◆ WHAT YOU WILL DO
Every line of the material that follows must be printed again exactly.

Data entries

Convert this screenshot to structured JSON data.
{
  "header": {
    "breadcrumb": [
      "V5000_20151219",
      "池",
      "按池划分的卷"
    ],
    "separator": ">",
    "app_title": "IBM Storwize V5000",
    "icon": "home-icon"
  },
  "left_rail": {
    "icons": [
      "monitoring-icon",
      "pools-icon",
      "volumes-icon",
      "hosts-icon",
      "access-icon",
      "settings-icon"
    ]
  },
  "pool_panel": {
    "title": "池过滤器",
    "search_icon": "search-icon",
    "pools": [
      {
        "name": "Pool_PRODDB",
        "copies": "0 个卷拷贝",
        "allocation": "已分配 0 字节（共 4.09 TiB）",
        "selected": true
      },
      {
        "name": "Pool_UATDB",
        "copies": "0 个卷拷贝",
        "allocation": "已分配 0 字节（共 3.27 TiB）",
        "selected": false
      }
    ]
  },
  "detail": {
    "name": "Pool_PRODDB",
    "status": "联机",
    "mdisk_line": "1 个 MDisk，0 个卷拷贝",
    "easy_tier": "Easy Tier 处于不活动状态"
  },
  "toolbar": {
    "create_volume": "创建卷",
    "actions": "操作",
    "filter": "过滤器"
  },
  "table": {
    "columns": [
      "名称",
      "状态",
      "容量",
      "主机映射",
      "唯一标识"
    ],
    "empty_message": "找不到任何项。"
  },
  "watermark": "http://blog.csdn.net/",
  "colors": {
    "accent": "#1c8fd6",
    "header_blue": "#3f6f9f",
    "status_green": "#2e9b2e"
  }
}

◆ SOLUTION FOR THIS EXERCISE
Convert this screenshot to structured JSON data.
{
  "header": {
    "breadcrumb": [
      "V5000_20151219",
      "池",
      "按池划分的卷"
    ],
    "separator": ">",
    "app_title": "IBM Storwize V5000",
    "icon": "home-icon"
  },
  "left_rail": {
    "icons": [
      "monitoring-icon",
      "pools-icon",
      "volumes-icon",
      "hosts-icon",
      "access-icon",
      "settings-icon"
    ]
  },
  "pool_panel": {
    "title": "池过滤器",
    "search_icon": "search-icon",
    "pools": [
      {
        "name": "Pool_PRODDB",
        "copies": "0 个卷拷贝",
        "allocation": "已分配 0 字节（共 4.09 TiB）",
        "selected": true
      },
      {
        "name": "Pool_UATDB",
        "copies": "0 个卷拷贝",
        "allocation": "已分配 0 字节（共 3.27 TiB）",
        "selected": false
      }
    ]
  },
  "detail": {
    "name": "Pool_PRODDB",
    "status": "联机",
    "mdisk_line": "1 个 MDisk，0 个卷拷贝",
    "easy_tier": "Easy Tier 处于不活动状态"
  },
  "toolbar": {
    "create_volume": "创建卷",
    "actions": "操作",
    "filter": "过滤器"
  },
  "table": {
    "columns": [
      "名称",
      "状态",
      "容量",
      "主机映射",
      "唯一标识"
    ],
    "empty_message": "找不到任何项。"
  },
  "watermark": "http://blog.csdn.net/",
  "colors": {
    "accent": "#1c8fd6",
    "header_blue": "#3f6f9f",
    "status_green": "#2e9b2e"
  }
}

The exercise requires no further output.